━━━━━ DATA FOR THIS EXERCISE
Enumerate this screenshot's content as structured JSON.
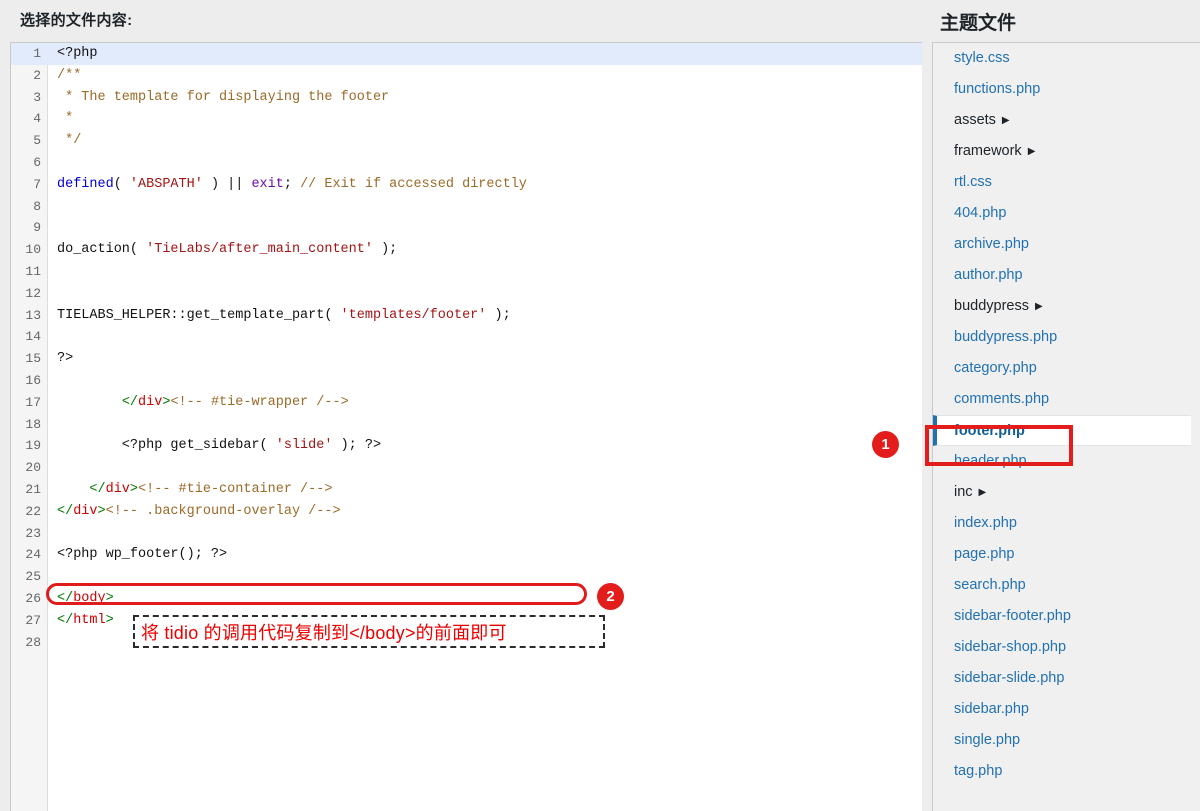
{
  "left_panel": {
    "title": "选择的文件内容:",
    "highlighted_line": 1,
    "lines": [
      {
        "n": "1",
        "tokens": [
          {
            "t": "<?php",
            "c": "t-plain"
          }
        ]
      },
      {
        "n": "2",
        "tokens": [
          {
            "t": "/**",
            "c": "t-cmt"
          }
        ]
      },
      {
        "n": "3",
        "tokens": [
          {
            "t": " * The template for displaying the footer",
            "c": "t-cmt"
          }
        ]
      },
      {
        "n": "4",
        "tokens": [
          {
            "t": " *",
            "c": "t-cmt"
          }
        ]
      },
      {
        "n": "5",
        "tokens": [
          {
            "t": " */",
            "c": "t-cmt"
          }
        ]
      },
      {
        "n": "6",
        "tokens": []
      },
      {
        "n": "7",
        "tokens": [
          {
            "t": "defined",
            "c": "t-kw"
          },
          {
            "t": "( ",
            "c": "t-plain"
          },
          {
            "t": "'ABSPATH'",
            "c": "t-str"
          },
          {
            "t": " ) || ",
            "c": "t-plain"
          },
          {
            "t": "exit",
            "c": "t-var"
          },
          {
            "t": "; ",
            "c": "t-plain"
          },
          {
            "t": "// Exit if accessed directly",
            "c": "t-cmt"
          }
        ]
      },
      {
        "n": "8",
        "tokens": []
      },
      {
        "n": "9",
        "tokens": []
      },
      {
        "n": "10",
        "tokens": [
          {
            "t": "do_action( ",
            "c": "t-plain"
          },
          {
            "t": "'TieLabs/after_main_content'",
            "c": "t-str"
          },
          {
            "t": " );",
            "c": "t-plain"
          }
        ]
      },
      {
        "n": "11",
        "tokens": []
      },
      {
        "n": "12",
        "tokens": []
      },
      {
        "n": "13",
        "tokens": [
          {
            "t": "TIELABS_HELPER::get_template_part( ",
            "c": "t-plain"
          },
          {
            "t": "'templates/footer'",
            "c": "t-str"
          },
          {
            "t": " );",
            "c": "t-plain"
          }
        ]
      },
      {
        "n": "14",
        "tokens": []
      },
      {
        "n": "15",
        "tokens": [
          {
            "t": "?>",
            "c": "t-plain"
          }
        ]
      },
      {
        "n": "16",
        "tokens": []
      },
      {
        "n": "17",
        "tokens": [
          {
            "t": "        ",
            "c": "t-plain"
          },
          {
            "t": "</",
            "c": "t-tagp"
          },
          {
            "t": "div",
            "c": "t-tag"
          },
          {
            "t": ">",
            "c": "t-tagp"
          },
          {
            "t": "<!-- #tie-wrapper /-->",
            "c": "t-htmlcmt"
          }
        ]
      },
      {
        "n": "18",
        "tokens": []
      },
      {
        "n": "19",
        "tokens": [
          {
            "t": "        <?php get_sidebar( ",
            "c": "t-plain"
          },
          {
            "t": "'slide'",
            "c": "t-str"
          },
          {
            "t": " ); ?>",
            "c": "t-plain"
          }
        ]
      },
      {
        "n": "20",
        "tokens": []
      },
      {
        "n": "21",
        "tokens": [
          {
            "t": "    ",
            "c": "t-plain"
          },
          {
            "t": "</",
            "c": "t-tagp"
          },
          {
            "t": "div",
            "c": "t-tag"
          },
          {
            "t": ">",
            "c": "t-tagp"
          },
          {
            "t": "<!-- #tie-container /-->",
            "c": "t-htmlcmt"
          }
        ]
      },
      {
        "n": "22",
        "tokens": [
          {
            "t": "</",
            "c": "t-tagp"
          },
          {
            "t": "div",
            "c": "t-tag"
          },
          {
            "t": ">",
            "c": "t-tagp"
          },
          {
            "t": "<!-- .background-overlay /-->",
            "c": "t-htmlcmt"
          }
        ]
      },
      {
        "n": "23",
        "tokens": []
      },
      {
        "n": "24",
        "tokens": [
          {
            "t": "<?php wp_footer(); ?>",
            "c": "t-plain"
          }
        ]
      },
      {
        "n": "25",
        "tokens": []
      },
      {
        "n": "26",
        "tokens": [
          {
            "t": "</",
            "c": "t-tagp"
          },
          {
            "t": "body",
            "c": "t-tag"
          },
          {
            "t": ">",
            "c": "t-tagp"
          }
        ]
      },
      {
        "n": "27",
        "tokens": [
          {
            "t": "</",
            "c": "t-tagp"
          },
          {
            "t": "html",
            "c": "t-tag"
          },
          {
            "t": ">",
            "c": "t-tagp"
          }
        ]
      },
      {
        "n": "28",
        "tokens": []
      }
    ]
  },
  "annotations": {
    "marker_1": "1",
    "marker_2": "2",
    "note_text": "将 tidio 的调用代码复制到</body>的前面即可",
    "accent_color": "#e31c1c"
  },
  "sidebar": {
    "title": "主题文件",
    "active_file": "footer.php",
    "items": [
      {
        "label": "style.css",
        "type": "file",
        "active": false
      },
      {
        "label": "functions.php",
        "type": "file",
        "active": false
      },
      {
        "label": "assets",
        "type": "folder",
        "active": false
      },
      {
        "label": "framework",
        "type": "folder",
        "active": false
      },
      {
        "label": "rtl.css",
        "type": "file",
        "active": false
      },
      {
        "label": "404.php",
        "type": "file",
        "active": false
      },
      {
        "label": "archive.php",
        "type": "file",
        "active": false
      },
      {
        "label": "author.php",
        "type": "file",
        "active": false
      },
      {
        "label": "buddypress",
        "type": "folder",
        "active": false
      },
      {
        "label": "buddypress.php",
        "type": "file",
        "active": false
      },
      {
        "label": "category.php",
        "type": "file",
        "active": false
      },
      {
        "label": "comments.php",
        "type": "file",
        "active": false
      },
      {
        "label": "footer.php",
        "type": "file",
        "active": true
      },
      {
        "label": "header.php",
        "type": "file",
        "active": false
      },
      {
        "label": "inc",
        "type": "folder",
        "active": false
      },
      {
        "label": "index.php",
        "type": "file",
        "active": false
      },
      {
        "label": "page.php",
        "type": "file",
        "active": false
      },
      {
        "label": "search.php",
        "type": "file",
        "active": false
      },
      {
        "label": "sidebar-footer.php",
        "type": "file",
        "active": false
      },
      {
        "label": "sidebar-shop.php",
        "type": "file",
        "active": false
      },
      {
        "label": "sidebar-slide.php",
        "type": "file",
        "active": false
      },
      {
        "label": "sidebar.php",
        "type": "file",
        "active": false
      },
      {
        "label": "single.php",
        "type": "file",
        "active": false
      },
      {
        "label": "tag.php",
        "type": "file",
        "active": false
      }
    ],
    "folder_caret_icon": "caret-right-icon"
  }
}
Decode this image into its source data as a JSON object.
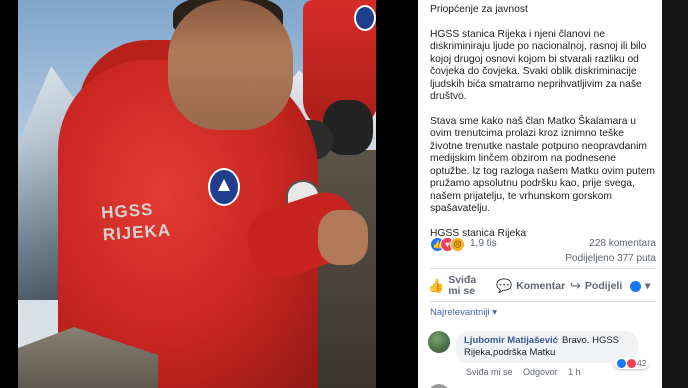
{
  "post": {
    "paragraphs": [
      "Priopćenje za javnost",
      "HGSS stanica Rijeka i njeni članovi ne diskriminiraju ljude po nacionalnoj, rasnoj ili bilo kojoj drugoj osnovi kojom bi stvarali razliku od čovjeka do čovjeka. Svaki oblik diskriminacije ljudskih bića smatramo neprihvatljivim za naše društvo.",
      "Stava sme kako naš član Matko Škalamara u ovim trenutcima prolazi kroz iznimno teške životne trenutke nastale potpuno neopravdanim medijskim linčem obzirom na podnesene optužbe. Iz tog razloga našem Matku ovim putem pružamo apsolutnu podršku kao, prije svega, našem prijatelju, te vrhunskom gorskom spašavatelju.",
      "HGSS stanica Rijeka"
    ]
  },
  "photo": {
    "jacket_text_line1": "HGSS",
    "jacket_text_line2": "RIJEKA"
  },
  "stats": {
    "reactions_count": "1,9 tis",
    "comments": "228 komentara",
    "shares": "Podijeljeno 377 puta",
    "reaction_icons": [
      "like-icon",
      "love-icon",
      "sad-icon"
    ]
  },
  "actions": {
    "like": "Sviđa mi se",
    "comment": "Komentar",
    "share": "Podijeli"
  },
  "sort": {
    "label": "Najrelevantniji ▾"
  },
  "comment": {
    "author": "Ljubomir Matijašević",
    "text": "Bravo. HGSS Rijeka,podrška Matku",
    "reaction_count": "42",
    "like_label": "Sviđa mi se",
    "reply_label": "Odgovor",
    "time": "1 h"
  },
  "colors": {
    "link": "#385898",
    "fb_blue": "#1877f2",
    "jacket_red": "#c72520"
  }
}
━━━━━━━━━━
WHAT IS NEEDED> Copy down every line of the entries containing the word "author".

RESULT OF THIS EXERCISE>
        "label": "author.php",
    "author": "Ljubomir Matijašević",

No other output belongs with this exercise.